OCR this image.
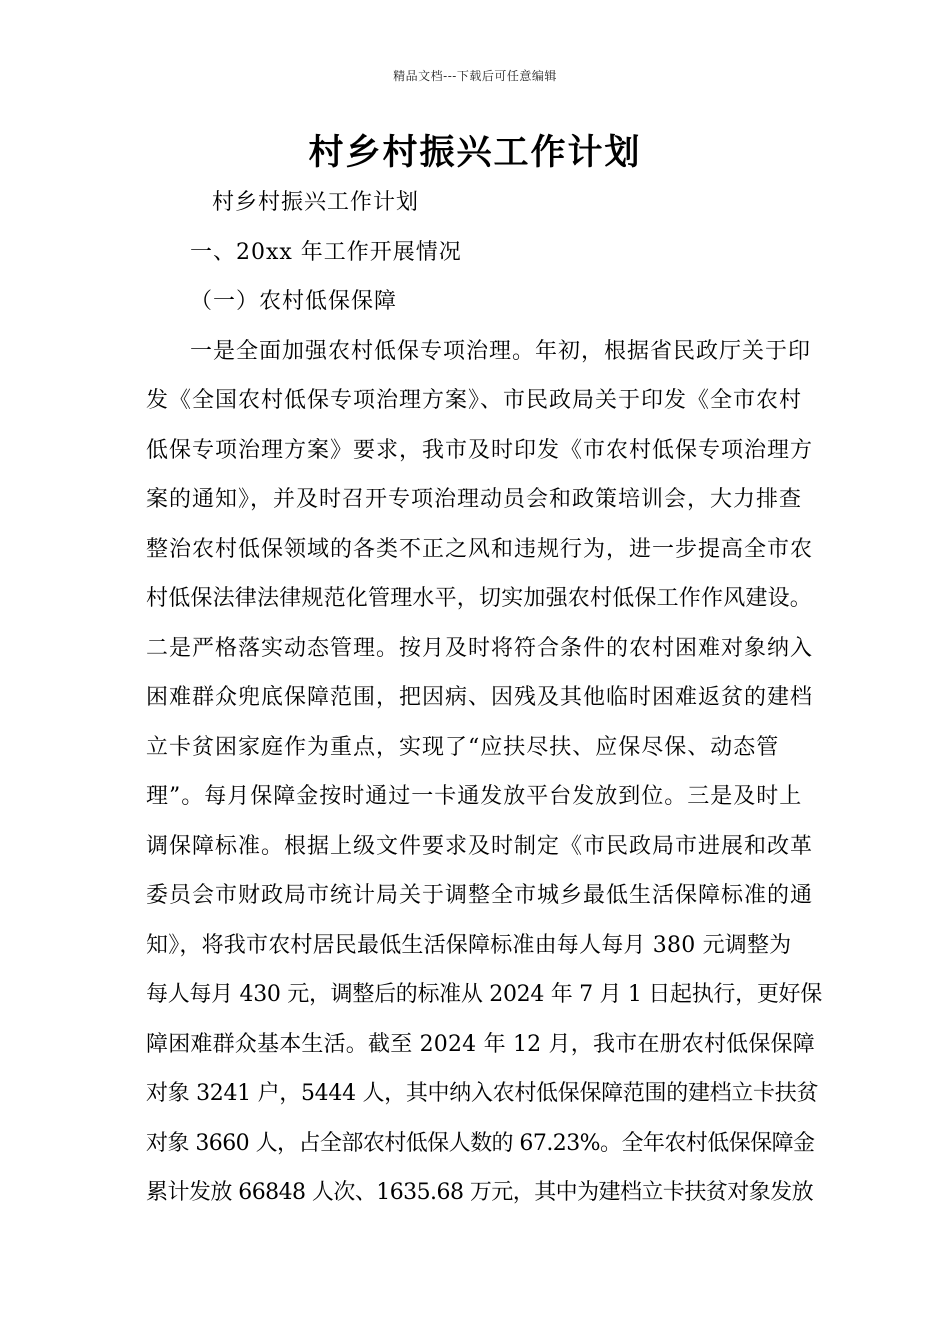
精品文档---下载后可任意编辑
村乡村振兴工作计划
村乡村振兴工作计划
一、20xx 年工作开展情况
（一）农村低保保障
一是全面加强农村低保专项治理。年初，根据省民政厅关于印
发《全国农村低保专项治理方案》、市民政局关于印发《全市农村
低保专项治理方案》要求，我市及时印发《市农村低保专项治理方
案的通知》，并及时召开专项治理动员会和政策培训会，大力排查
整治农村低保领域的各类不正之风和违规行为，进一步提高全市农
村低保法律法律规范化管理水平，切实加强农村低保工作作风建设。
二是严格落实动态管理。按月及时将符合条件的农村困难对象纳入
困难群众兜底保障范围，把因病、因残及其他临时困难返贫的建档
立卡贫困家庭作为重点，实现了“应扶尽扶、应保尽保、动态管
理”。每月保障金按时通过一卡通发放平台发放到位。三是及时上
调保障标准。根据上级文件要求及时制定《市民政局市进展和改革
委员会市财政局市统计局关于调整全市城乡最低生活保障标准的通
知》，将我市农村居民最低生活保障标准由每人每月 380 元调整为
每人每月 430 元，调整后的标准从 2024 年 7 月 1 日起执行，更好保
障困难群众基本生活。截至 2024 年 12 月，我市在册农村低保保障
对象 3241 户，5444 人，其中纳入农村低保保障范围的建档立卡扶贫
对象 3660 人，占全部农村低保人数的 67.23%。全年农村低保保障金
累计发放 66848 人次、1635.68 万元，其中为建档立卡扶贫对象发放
* * * * * * *
Transcribe all of the records above character for character. Exclude the pictures.

> _OUTPUT OF THE EXERCISE_:
OCR this image.
精品文档---下载后可任意编辑
村乡村振兴工作计划
村乡村振兴工作计划
一、20xx 年工作开展情况
（一）农村低保保障
一是全面加强农村低保专项治理。年初，根据省民政厅关于印
发《全国农村低保专项治理方案》、市民政局关于印发《全市农村
低保专项治理方案》要求，我市及时印发《市农村低保专项治理方
案的通知》，并及时召开专项治理动员会和政策培训会，大力排查
整治农村低保领域的各类不正之风和违规行为，进一步提高全市农
村低保法律法律规范化管理水平，切实加强农村低保工作作风建设。
二是严格落实动态管理。按月及时将符合条件的农村困难对象纳入
困难群众兜底保障范围，把因病、因残及其他临时困难返贫的建档
立卡贫困家庭作为重点，实现了“应扶尽扶、应保尽保、动态管
理”。每月保障金按时通过一卡通发放平台发放到位。三是及时上
调保障标准。根据上级文件要求及时制定《市民政局市进展和改革
委员会市财政局市统计局关于调整全市城乡最低生活保障标准的通
知》，将我市农村居民最低生活保障标准由每人每月 380 元调整为
每人每月 430 元，调整后的标准从 2024 年 7 月 1 日起执行，更好保
障困难群众基本生活。截至 2024 年 12 月，我市在册农村低保保障
对象 3241 户，5444 人，其中纳入农村低保保障范围的建档立卡扶贫
对象 3660 人，占全部农村低保人数的 67.23%。全年农村低保保障金
累计发放 66848 人次、1635.68 万元，其中为建档立卡扶贫对象发放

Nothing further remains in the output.